▶ _Aim of the task_: Transcribe the records that follow, preserving every word.

▶ _Records to use_:

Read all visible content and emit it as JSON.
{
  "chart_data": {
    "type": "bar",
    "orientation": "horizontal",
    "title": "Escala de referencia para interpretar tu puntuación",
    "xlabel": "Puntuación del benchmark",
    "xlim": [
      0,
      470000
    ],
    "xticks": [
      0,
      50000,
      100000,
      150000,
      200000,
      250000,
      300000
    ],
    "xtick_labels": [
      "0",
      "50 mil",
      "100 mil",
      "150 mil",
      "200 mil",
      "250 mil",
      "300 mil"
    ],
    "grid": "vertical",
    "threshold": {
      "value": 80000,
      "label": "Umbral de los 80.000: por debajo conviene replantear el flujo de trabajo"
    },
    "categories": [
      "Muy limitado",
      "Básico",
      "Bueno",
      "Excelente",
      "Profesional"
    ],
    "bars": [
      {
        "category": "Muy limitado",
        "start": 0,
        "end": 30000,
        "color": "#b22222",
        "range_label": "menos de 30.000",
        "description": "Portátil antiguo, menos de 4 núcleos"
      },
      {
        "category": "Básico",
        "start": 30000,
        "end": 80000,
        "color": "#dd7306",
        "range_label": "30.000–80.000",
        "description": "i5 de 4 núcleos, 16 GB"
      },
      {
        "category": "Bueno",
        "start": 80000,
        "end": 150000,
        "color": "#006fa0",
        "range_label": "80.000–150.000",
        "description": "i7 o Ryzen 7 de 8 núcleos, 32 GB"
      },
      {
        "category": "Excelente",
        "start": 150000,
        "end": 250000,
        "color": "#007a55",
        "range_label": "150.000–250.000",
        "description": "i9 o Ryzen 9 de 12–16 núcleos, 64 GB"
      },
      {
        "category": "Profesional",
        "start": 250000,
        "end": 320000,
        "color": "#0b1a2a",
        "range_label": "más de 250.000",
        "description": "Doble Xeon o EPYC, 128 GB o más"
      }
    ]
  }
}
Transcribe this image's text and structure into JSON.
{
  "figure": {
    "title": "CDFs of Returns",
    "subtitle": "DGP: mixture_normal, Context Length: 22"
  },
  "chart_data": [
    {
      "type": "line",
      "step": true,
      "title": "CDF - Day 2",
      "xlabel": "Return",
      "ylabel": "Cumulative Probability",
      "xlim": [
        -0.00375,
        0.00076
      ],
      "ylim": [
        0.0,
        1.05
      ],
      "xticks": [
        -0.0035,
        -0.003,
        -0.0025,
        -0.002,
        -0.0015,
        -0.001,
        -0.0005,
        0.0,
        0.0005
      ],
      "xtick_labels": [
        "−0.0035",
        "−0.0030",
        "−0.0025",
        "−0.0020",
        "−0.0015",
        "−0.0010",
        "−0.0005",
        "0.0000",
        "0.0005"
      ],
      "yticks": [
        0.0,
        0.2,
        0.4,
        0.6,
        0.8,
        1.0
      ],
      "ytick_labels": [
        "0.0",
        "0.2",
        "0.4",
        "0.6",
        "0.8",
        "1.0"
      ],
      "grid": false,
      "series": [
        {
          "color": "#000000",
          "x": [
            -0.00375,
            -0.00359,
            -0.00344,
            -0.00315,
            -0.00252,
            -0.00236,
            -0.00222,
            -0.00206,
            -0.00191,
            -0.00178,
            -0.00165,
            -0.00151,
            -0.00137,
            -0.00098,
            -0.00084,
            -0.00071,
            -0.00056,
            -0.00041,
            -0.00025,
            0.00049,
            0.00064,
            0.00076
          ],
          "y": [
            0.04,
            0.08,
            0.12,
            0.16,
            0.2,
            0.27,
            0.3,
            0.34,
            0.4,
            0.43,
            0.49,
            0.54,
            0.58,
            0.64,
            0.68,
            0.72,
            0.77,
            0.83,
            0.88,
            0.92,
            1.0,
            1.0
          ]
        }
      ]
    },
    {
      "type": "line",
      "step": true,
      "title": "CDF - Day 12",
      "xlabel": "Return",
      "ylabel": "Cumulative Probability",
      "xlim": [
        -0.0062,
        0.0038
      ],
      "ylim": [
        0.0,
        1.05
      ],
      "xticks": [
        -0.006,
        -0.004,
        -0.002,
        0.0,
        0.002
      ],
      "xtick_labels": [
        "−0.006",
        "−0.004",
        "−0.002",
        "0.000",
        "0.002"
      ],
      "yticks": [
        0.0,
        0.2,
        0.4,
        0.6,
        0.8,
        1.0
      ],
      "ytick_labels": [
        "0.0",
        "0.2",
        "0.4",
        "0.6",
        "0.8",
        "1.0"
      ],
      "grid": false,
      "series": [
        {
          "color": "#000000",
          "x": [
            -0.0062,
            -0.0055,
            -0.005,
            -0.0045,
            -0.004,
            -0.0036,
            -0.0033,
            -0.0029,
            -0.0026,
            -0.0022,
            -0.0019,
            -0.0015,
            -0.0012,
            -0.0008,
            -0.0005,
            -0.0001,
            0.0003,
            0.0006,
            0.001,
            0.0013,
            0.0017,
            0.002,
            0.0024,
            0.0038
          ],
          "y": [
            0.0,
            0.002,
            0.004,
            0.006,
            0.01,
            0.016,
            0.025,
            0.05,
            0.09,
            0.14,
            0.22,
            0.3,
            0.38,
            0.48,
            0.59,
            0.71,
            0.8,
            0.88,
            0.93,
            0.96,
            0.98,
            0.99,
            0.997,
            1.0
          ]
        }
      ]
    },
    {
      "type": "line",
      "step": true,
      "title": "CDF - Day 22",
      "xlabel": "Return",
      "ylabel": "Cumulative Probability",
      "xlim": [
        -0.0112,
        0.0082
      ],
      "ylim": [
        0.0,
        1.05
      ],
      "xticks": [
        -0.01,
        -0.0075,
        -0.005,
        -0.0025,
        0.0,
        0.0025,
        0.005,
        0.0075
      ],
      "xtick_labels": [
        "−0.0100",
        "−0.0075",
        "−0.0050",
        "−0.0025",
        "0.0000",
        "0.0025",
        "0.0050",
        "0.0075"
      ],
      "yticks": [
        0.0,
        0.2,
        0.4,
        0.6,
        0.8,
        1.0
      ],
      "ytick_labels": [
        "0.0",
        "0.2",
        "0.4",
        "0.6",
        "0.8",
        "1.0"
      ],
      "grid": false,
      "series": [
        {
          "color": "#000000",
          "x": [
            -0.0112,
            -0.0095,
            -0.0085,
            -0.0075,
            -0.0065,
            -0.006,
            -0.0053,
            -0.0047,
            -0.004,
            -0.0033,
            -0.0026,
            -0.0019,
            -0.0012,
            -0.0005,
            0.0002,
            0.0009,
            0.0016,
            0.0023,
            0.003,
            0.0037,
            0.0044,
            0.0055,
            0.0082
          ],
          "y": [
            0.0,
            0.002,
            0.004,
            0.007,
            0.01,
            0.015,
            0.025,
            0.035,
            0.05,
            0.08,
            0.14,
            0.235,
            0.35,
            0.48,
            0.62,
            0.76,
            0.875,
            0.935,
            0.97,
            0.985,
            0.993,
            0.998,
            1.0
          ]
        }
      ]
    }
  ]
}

▶ _Written response_:
Read all visible content and emit it as JSON.
{
  "chart_data": {
    "type": "bar",
    "orientation": "horizontal",
    "title": "Escala de referencia para interpretar tu puntuación",
    "xlabel": "Puntuación del benchmark",
    "xlim": [
      0,
      470000
    ],
    "xticks": [
      0,
      50000,
      100000,
      150000,
      200000,
      250000,
      300000
    ],
    "xtick_labels": [
      "0",
      "50 mil",
      "100 mil",
      "150 mil",
      "200 mil",
      "250 mil",
      "300 mil"
    ],
    "grid": "vertical",
    "threshold": {
      "value": 80000,
      "label": "Umbral de los 80.000: por debajo conviene replantear el flujo de trabajo"
    },
    "categories": [
      "Muy limitado",
      "Básico",
      "Bueno",
      "Excelente",
      "Profesional"
    ],
    "bars": [
      {
        "category": "Muy limitado",
        "start": 0,
        "end": 30000,
        "color": "#b22222",
        "range_label": "menos de 30.000",
        "description": "Portátil antiguo, menos de 4 núcleos"
      },
      {
        "category": "Básico",
        "start": 30000,
        "end": 80000,
        "color": "#dd7306",
        "range_label": "30.000–80.000",
        "description": "i5 de 4 núcleos, 16 GB"
      },
      {
        "category": "Bueno",
        "start": 80000,
        "end": 150000,
        "color": "#006fa0",
        "range_label": "80.000–150.000",
        "description": "i7 o Ryzen 7 de 8 núcleos, 32 GB"
      },
      {
        "category": "Excelente",
        "start": 150000,
        "end": 250000,
        "color": "#007a55",
        "range_label": "150.000–250.000",
        "description": "i9 o Ryzen 9 de 12–16 núcleos, 64 GB"
      },
      {
        "category": "Profesional",
        "start": 250000,
        "end": 320000,
        "color": "#0b1a2a",
        "range_label": "más de 250.000",
        "description": "Doble Xeon o EPYC, 128 GB o más"
      }
    ]
  }
}
Transcribe this image's text and structure into JSON.
{
  "figure": {
    "title": "CDFs of Returns",
    "subtitle": "DGP: mixture_normal, Context Length: 22"
  },
  "chart_data": [
    {
      "type": "line",
      "step": true,
      "title": "CDF - Day 2",
      "xlabel": "Return",
      "ylabel": "Cumulative Probability",
      "xlim": [
        -0.00375,
        0.00076
      ],
      "ylim": [
        0.0,
        1.05
      ],
      "xticks": [
        -0.0035,
        -0.003,
        -0.0025,
        -0.002,
        -0.0015,
        -0.001,
        -0.0005,
        0.0,
        0.0005
      ],
      "xtick_labels": [
        "−0.0035",
        "−0.0030",
        "−0.0025",
        "−0.0020",
        "−0.0015",
        "−0.0010",
        "−0.0005",
        "0.0000",
        "0.0005"
      ],
      "yticks": [
        0.0,
        0.2,
        0.4,
        0.6,
        0.8,
        1.0
      ],
      "ytick_labels": [
        "0.0",
        "0.2",
        "0.4",
        "0.6",
        "0.8",
        "1.0"
      ],
      "grid": false,
      "series": [
        {
          "color": "#000000",
          "x": [
            -0.00375,
            -0.00359,
            -0.00344,
            -0.00315,
            -0.00252,
            -0.00236,
            -0.00222,
            -0.00206,
            -0.00191,
            -0.00178,
            -0.00165,
            -0.00151,
            -0.00137,
            -0.00098,
            -0.00084,
            -0.00071,
            -0.00056,
            -0.00041,
            -0.00025,
            0.00049,
            0.00064,
            0.00076
          ],
          "y": [
            0.04,
            0.08,
            0.12,
            0.16,
            0.2,
            0.27,
            0.3,
            0.34,
            0.4,
            0.43,
            0.49,
            0.54,
            0.58,
            0.64,
            0.68,
            0.72,
            0.77,
            0.83,
            0.88,
            0.92,
            1.0,
            1.0
          ]
        }
      ]
    },
    {
      "type": "line",
      "step": true,
      "title": "CDF - Day 12",
      "xlabel": "Return",
      "ylabel": "Cumulative Probability",
      "xlim": [
        -0.0062,
        0.0038
      ],
      "ylim": [
        0.0,
        1.05
      ],
      "xticks": [
        -0.006,
        -0.004,
        -0.002,
        0.0,
        0.002
      ],
      "xtick_labels": [
        "−0.006",
        "−0.004",
        "−0.002",
        "0.000",
        "0.002"
      ],
      "yticks": [
        0.0,
        0.2,
        0.4,
        0.6,
        0.8,
        1.0
      ],
      "ytick_labels": [
        "0.0",
        "0.2",
        "0.4",
        "0.6",
        "0.8",
        "1.0"
      ],
      "grid": false,
      "series": [
        {
          "color": "#000000",
          "x": [
            -0.0062,
            -0.0055,
            -0.005,
            -0.0045,
            -0.004,
            -0.0036,
            -0.0033,
            -0.0029,
            -0.0026,
            -0.0022,
            -0.0019,
            -0.0015,
            -0.0012,
            -0.0008,
            -0.0005,
            -0.0001,
            0.0003,
            0.0006,
            0.001,
            0.0013,
            0.0017,
            0.002,
            0.0024,
            0.0038
          ],
          "y": [
            0.0,
            0.002,
            0.004,
            0.006,
            0.01,
            0.016,
            0.025,
            0.05,
            0.09,
            0.14,
            0.22,
            0.3,
            0.38,
            0.48,
            0.59,
            0.71,
            0.8,
            0.88,
            0.93,
            0.96,
            0.98,
            0.99,
            0.997,
            1.0
          ]
        }
      ]
    },
    {
      "type": "line",
      "step": true,
      "title": "CDF - Day 22",
      "xlabel": "Return",
      "ylabel": "Cumulative Probability",
      "xlim": [
        -0.0112,
        0.0082
      ],
      "ylim": [
        0.0,
        1.05
      ],
      "xticks": [
        -0.01,
        -0.0075,
        -0.005,
        -0.0025,
        0.0,
        0.0025,
        0.005,
        0.0075
      ],
      "xtick_labels": [
        "−0.0100",
        "−0.0075",
        "−0.0050",
        "−0.0025",
        "0.0000",
        "0.0025",
        "0.0050",
        "0.0075"
      ],
      "yticks": [
        0.0,
        0.2,
        0.4,
        0.6,
        0.8,
        1.0
      ],
      "ytick_labels": [
        "0.0",
        "0.2",
        "0.4",
        "0.6",
        "0.8",
        "1.0"
      ],
      "grid": false,
      "series": [
        {
          "color": "#000000",
          "x": [
            -0.0112,
            -0.0095,
            -0.0085,
            -0.0075,
            -0.0065,
            -0.006,
            -0.0053,
            -0.0047,
            -0.004,
            -0.0033,
            -0.0026,
            -0.0019,
            -0.0012,
            -0.0005,
            0.0002,
            0.0009,
            0.0016,
            0.0023,
            0.003,
            0.0037,
            0.0044,
            0.0055,
            0.0082
          ],
          "y": [
            0.0,
            0.002,
            0.004,
            0.007,
            0.01,
            0.015,
            0.025,
            0.035,
            0.05,
            0.08,
            0.14,
            0.235,
            0.35,
            0.48,
            0.62,
            0.76,
            0.875,
            0.935,
            0.97,
            0.985,
            0.993,
            0.998,
            1.0
          ]
        }
      ]
    }
  ]
}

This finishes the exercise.